[Structured figure records]
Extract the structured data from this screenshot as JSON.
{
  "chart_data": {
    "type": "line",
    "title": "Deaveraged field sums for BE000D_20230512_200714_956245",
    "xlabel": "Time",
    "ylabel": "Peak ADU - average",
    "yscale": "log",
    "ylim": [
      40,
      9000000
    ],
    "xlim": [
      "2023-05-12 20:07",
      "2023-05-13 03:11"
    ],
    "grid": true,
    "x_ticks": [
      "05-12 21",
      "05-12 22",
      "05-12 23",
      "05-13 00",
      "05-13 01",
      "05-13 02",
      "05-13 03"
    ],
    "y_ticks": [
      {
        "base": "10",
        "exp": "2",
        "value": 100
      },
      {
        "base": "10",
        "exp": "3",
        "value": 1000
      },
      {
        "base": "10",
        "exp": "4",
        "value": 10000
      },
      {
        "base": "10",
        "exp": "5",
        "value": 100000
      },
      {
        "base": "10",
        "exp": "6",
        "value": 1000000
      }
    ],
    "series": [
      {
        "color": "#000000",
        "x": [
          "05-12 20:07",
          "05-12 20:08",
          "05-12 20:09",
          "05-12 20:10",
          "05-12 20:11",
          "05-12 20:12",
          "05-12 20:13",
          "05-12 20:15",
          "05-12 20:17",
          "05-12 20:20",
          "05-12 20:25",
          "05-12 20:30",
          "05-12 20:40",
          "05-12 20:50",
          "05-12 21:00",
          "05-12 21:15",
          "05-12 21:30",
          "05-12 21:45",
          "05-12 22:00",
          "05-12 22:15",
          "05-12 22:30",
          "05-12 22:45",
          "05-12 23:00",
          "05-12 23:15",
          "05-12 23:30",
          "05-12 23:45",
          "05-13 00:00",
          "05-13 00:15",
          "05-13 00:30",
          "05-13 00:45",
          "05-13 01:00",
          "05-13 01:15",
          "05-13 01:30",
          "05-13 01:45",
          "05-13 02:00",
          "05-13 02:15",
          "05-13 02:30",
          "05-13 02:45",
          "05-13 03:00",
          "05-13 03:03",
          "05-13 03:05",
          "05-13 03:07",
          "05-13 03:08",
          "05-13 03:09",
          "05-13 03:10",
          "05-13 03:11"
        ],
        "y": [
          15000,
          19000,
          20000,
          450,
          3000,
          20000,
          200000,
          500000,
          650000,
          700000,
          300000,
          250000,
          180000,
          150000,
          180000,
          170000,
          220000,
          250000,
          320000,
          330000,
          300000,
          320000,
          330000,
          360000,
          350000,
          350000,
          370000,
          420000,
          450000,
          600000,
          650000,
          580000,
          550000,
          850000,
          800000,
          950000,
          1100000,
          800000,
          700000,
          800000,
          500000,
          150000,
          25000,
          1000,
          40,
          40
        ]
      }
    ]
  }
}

--

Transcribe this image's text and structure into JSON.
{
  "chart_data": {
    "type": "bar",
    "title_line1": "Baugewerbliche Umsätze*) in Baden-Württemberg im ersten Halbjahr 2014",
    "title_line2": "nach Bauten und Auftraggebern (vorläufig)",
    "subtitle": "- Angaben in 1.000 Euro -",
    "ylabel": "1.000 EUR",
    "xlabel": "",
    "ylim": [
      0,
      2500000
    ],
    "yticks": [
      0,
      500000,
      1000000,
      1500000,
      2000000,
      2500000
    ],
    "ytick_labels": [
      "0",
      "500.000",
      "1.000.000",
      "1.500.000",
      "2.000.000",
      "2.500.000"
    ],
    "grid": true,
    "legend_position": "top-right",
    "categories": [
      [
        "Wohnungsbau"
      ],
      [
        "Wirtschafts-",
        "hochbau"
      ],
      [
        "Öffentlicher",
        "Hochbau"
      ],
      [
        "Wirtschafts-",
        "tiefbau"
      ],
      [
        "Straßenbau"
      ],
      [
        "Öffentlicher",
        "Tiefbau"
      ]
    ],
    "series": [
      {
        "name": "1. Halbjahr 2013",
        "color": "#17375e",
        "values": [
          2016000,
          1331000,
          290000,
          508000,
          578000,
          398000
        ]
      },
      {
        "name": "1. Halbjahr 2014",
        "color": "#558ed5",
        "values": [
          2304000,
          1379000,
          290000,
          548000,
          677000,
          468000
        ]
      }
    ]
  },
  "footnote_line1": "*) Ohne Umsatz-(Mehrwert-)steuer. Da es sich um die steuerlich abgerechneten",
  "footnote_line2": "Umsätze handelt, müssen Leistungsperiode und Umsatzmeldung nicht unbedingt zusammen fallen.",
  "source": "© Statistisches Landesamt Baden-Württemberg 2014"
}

---

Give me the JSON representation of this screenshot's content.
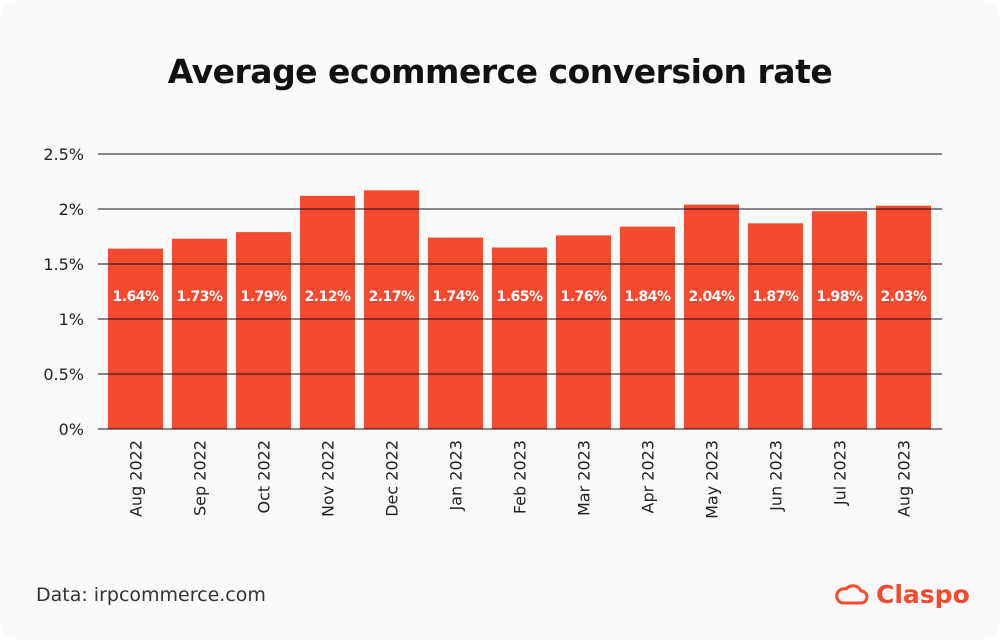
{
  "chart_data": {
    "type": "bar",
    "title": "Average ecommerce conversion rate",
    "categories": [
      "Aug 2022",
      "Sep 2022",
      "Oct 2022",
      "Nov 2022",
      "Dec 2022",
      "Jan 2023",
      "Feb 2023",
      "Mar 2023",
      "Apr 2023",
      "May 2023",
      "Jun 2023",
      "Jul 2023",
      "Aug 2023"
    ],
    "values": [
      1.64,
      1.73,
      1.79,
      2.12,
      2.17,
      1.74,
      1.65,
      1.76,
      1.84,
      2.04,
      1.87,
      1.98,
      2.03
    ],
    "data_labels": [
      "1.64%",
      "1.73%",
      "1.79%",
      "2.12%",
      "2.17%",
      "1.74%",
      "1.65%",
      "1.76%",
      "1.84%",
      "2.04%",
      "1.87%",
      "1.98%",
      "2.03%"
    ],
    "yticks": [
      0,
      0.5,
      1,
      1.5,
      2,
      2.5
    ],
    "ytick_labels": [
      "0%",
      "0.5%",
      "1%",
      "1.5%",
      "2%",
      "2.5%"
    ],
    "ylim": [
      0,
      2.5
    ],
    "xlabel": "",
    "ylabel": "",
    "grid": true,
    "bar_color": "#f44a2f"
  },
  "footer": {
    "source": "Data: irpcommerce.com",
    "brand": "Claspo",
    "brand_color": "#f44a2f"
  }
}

GOAL
Copy each line above that contains the string "Baden".

EXERCISE ANSWER
    "title_line1": "Baugewerbliche Umsätze*) in Baden-Württemberg im ersten Halbjahr 2014",
  "source": "© Statistisches Landesamt Baden-Württemberg 2014"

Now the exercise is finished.